-- Start Document section --
The funeral director is the
person in charge on the day of the funeral and the one who will carry sole
responsibility for the correct performance of all other staff involved
with that particular funeral.
They may appear far too young (to be
a funeral director) but
they should be able to take full control when necessary.
The funeral director is personally
responsible for all details of the particular funeral that they are
conducting at that moment - and more than likely several others during
the same day!
They may hold a senior
position in their company such as manager or be in charge of stock
control or personnel.
They will be prepared to
step forward and take control of events as they unfold and all the staff
and mourners should be able to look with confidence to the funeral director for guidance
and leadership on the day.
They may be working on a 24
hour call-out rota and can be forgiven for appearing a little bleary
- eyed during the day - it is quite possible that they will have spent a
very disturbed night, answering telephone inquiries, responding to police
calls or preparing work schedules for the following day.
They will be available for
day and evening visits to clients, often as well as having to complete
other duties, when and if they can find the time.
In many companies the
funeral director will also be striving to obtain full qualification - usually
in any "spare" time.
-- End Document section --
> [Task set]
- 1) In the passage on funeral directors, what senior company positions might a funeral director hold?
- 2) Write the next part of the passage on funeral directors, starting after its last sentence.
The data that comes next isn't needed for any of this.
-- Start Provided material --
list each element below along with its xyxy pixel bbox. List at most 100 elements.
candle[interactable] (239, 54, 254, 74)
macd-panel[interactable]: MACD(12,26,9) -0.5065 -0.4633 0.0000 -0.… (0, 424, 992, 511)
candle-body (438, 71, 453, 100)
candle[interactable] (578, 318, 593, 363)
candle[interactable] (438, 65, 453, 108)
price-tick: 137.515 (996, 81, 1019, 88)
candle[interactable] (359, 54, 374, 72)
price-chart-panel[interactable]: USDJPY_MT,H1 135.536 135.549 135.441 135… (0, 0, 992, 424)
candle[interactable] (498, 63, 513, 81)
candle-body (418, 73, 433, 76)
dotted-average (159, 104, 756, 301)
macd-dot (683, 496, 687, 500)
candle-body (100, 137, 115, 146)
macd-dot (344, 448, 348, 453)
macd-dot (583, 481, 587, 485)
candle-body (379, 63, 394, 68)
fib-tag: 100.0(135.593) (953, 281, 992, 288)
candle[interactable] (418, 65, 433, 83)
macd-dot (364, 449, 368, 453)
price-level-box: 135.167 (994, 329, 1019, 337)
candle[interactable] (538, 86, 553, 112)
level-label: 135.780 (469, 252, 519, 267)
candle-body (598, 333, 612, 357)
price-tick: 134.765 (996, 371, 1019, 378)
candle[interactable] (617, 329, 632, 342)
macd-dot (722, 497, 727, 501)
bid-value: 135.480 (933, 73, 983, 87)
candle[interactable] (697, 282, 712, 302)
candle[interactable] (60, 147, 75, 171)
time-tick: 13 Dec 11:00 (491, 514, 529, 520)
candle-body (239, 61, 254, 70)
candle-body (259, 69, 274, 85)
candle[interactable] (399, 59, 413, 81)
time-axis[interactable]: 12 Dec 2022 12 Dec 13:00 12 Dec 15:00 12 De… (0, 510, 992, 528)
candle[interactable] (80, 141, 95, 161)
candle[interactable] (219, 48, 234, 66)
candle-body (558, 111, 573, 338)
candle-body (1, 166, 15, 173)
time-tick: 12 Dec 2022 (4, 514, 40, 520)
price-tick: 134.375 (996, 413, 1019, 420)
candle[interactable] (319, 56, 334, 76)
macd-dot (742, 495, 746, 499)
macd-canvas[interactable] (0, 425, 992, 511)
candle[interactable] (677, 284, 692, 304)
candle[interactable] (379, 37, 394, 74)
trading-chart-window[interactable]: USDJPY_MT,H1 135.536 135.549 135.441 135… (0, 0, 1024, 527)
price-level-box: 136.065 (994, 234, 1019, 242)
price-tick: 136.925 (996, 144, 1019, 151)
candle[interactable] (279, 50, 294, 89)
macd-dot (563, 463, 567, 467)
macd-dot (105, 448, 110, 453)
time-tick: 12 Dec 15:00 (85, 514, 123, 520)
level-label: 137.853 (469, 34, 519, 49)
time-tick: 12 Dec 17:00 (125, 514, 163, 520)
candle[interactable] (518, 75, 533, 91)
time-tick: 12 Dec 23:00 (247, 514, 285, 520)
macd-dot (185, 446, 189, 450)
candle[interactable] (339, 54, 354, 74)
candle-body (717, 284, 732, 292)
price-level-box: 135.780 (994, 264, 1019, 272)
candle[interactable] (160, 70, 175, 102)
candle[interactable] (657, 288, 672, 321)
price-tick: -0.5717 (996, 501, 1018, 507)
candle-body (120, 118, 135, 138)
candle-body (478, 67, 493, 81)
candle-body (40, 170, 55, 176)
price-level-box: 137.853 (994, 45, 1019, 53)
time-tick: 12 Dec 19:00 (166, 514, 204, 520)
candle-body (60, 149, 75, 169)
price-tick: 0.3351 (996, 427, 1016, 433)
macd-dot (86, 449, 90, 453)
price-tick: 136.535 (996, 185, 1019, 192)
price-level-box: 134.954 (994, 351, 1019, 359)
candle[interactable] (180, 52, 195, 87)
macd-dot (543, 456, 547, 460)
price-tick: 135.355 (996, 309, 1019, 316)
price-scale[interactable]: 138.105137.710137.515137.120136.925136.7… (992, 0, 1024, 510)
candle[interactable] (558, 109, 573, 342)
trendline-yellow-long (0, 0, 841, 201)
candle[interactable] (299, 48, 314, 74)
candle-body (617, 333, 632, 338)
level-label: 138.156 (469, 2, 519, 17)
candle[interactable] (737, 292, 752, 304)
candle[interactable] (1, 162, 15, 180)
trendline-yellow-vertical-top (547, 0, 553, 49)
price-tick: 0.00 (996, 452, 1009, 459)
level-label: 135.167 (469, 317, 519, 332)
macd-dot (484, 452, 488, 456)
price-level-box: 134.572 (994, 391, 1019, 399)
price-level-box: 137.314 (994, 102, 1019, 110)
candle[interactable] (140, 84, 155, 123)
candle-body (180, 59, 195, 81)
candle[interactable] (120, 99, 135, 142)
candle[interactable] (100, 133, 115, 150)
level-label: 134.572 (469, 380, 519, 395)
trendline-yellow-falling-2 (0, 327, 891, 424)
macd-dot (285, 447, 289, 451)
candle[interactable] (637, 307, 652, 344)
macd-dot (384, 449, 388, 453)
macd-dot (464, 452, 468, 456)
-- End Provided material --
> [Expected results]
- 1) Manager, or a role in charge of stock control or personnel.

- 2)
It is to this person that
you must first turn in the event of any complaint - even if they did not
make the funeral arrangement with you or your family, they will be
held responsible for correct completion of all instructions relating to
the funeral on the day.
The modern funeral director
is often subjected to a lot of pressure in the work place; sales targets
to achieve, staff and vehicle presentation, correct handling and loading
of floral tributes, proper identification of the deceased, accurate
completion of paperwork to mention a few points. And, above all,
the clients to be dealt with.
There is an enormous
satisfaction to be gained from doing this job "right" and
perhaps it is this one thing that keeps the funeral director dressed in black.
Employment in the larger UK
companies is most often gained by starting either as a driver/bearer or
trainee funeral director and working up.
Two good places to begin, by
application to the National Association of
Funeral Directors, (NAFD) asking for the address of the local area secretary.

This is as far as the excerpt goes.